Exercise description
Pull each line holding "Plane" out of the entries below.

══════════════════════════════

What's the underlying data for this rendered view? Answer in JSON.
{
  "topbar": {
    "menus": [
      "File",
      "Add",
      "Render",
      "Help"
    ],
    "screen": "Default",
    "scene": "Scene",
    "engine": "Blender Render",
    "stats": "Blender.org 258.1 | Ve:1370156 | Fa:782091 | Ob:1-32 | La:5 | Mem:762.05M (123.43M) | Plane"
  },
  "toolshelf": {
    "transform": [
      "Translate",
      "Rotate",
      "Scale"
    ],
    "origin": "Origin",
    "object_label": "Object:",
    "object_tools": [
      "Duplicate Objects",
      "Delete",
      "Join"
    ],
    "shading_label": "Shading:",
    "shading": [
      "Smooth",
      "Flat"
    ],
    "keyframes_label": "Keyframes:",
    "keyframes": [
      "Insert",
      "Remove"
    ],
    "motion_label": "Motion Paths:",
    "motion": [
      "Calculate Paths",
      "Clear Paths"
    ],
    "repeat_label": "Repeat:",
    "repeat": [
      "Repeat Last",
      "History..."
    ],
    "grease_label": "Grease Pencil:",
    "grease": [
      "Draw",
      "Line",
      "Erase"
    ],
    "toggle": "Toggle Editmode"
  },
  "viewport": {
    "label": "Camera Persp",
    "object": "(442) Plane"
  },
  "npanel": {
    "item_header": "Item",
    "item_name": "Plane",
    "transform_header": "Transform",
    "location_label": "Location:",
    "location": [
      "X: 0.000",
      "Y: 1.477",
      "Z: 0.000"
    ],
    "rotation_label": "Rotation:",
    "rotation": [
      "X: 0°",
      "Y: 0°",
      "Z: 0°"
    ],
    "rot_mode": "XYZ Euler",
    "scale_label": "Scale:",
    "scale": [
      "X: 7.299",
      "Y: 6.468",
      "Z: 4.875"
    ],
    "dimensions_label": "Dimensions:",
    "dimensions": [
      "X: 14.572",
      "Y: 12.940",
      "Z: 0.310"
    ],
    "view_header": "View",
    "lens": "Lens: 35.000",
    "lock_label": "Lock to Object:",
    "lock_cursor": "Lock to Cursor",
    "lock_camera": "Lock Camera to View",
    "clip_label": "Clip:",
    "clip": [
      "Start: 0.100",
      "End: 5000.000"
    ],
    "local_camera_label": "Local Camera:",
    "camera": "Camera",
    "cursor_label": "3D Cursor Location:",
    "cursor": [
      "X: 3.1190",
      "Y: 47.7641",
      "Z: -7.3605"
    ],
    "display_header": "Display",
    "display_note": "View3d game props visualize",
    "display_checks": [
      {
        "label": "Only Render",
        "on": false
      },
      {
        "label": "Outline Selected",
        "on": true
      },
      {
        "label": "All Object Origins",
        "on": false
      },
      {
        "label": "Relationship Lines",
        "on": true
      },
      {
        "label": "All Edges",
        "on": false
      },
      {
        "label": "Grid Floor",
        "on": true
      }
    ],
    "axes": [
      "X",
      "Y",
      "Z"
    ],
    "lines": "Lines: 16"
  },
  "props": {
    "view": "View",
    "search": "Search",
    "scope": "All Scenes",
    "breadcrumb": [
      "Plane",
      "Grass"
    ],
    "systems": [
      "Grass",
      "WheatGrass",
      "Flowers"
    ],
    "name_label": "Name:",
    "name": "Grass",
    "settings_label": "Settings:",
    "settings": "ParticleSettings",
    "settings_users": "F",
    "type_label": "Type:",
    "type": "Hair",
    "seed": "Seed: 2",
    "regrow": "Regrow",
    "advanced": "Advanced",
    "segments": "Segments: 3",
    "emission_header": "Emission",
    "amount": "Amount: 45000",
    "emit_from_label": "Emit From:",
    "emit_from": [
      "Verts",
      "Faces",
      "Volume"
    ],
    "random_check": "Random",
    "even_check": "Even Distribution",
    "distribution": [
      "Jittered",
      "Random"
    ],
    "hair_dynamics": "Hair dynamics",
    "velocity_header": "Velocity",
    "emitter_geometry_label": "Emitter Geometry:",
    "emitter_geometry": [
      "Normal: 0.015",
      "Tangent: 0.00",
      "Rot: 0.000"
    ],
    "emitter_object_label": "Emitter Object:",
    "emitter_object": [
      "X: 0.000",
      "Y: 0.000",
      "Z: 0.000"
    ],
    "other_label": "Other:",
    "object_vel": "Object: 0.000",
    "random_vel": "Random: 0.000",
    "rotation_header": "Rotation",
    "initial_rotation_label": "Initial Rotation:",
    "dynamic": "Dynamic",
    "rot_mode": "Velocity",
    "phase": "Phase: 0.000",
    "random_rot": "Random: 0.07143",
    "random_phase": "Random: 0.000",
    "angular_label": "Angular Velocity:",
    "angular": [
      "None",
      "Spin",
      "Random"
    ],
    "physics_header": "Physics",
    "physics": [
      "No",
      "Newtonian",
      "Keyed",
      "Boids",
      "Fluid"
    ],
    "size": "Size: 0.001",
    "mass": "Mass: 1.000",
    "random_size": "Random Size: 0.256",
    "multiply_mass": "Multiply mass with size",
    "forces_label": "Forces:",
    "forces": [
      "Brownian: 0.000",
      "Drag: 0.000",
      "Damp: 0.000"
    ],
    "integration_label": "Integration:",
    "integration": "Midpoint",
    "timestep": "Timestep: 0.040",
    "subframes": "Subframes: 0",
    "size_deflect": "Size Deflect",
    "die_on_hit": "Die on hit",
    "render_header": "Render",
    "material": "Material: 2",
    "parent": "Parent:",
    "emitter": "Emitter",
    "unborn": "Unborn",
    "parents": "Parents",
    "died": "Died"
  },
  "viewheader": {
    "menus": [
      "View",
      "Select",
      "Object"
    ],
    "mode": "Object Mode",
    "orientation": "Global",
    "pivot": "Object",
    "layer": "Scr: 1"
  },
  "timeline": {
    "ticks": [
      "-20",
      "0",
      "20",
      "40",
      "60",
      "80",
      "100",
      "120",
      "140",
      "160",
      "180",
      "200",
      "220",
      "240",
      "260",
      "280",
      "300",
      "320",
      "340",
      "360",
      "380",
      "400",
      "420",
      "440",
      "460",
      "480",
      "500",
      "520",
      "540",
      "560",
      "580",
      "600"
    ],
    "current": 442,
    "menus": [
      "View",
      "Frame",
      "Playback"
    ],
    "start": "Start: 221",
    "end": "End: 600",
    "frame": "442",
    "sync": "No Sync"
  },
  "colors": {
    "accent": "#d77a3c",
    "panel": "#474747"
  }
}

══════════════════════════════

The answer
    "stats": "Blender.org 258.1 | Ve:1370156 | Fa:782091 | Ob:1-32 | La:5 | Mem:762.05M (123.43M) | Plane"
    "object": "(442) Plane"
    "item_name": "Plane",
      "Plane",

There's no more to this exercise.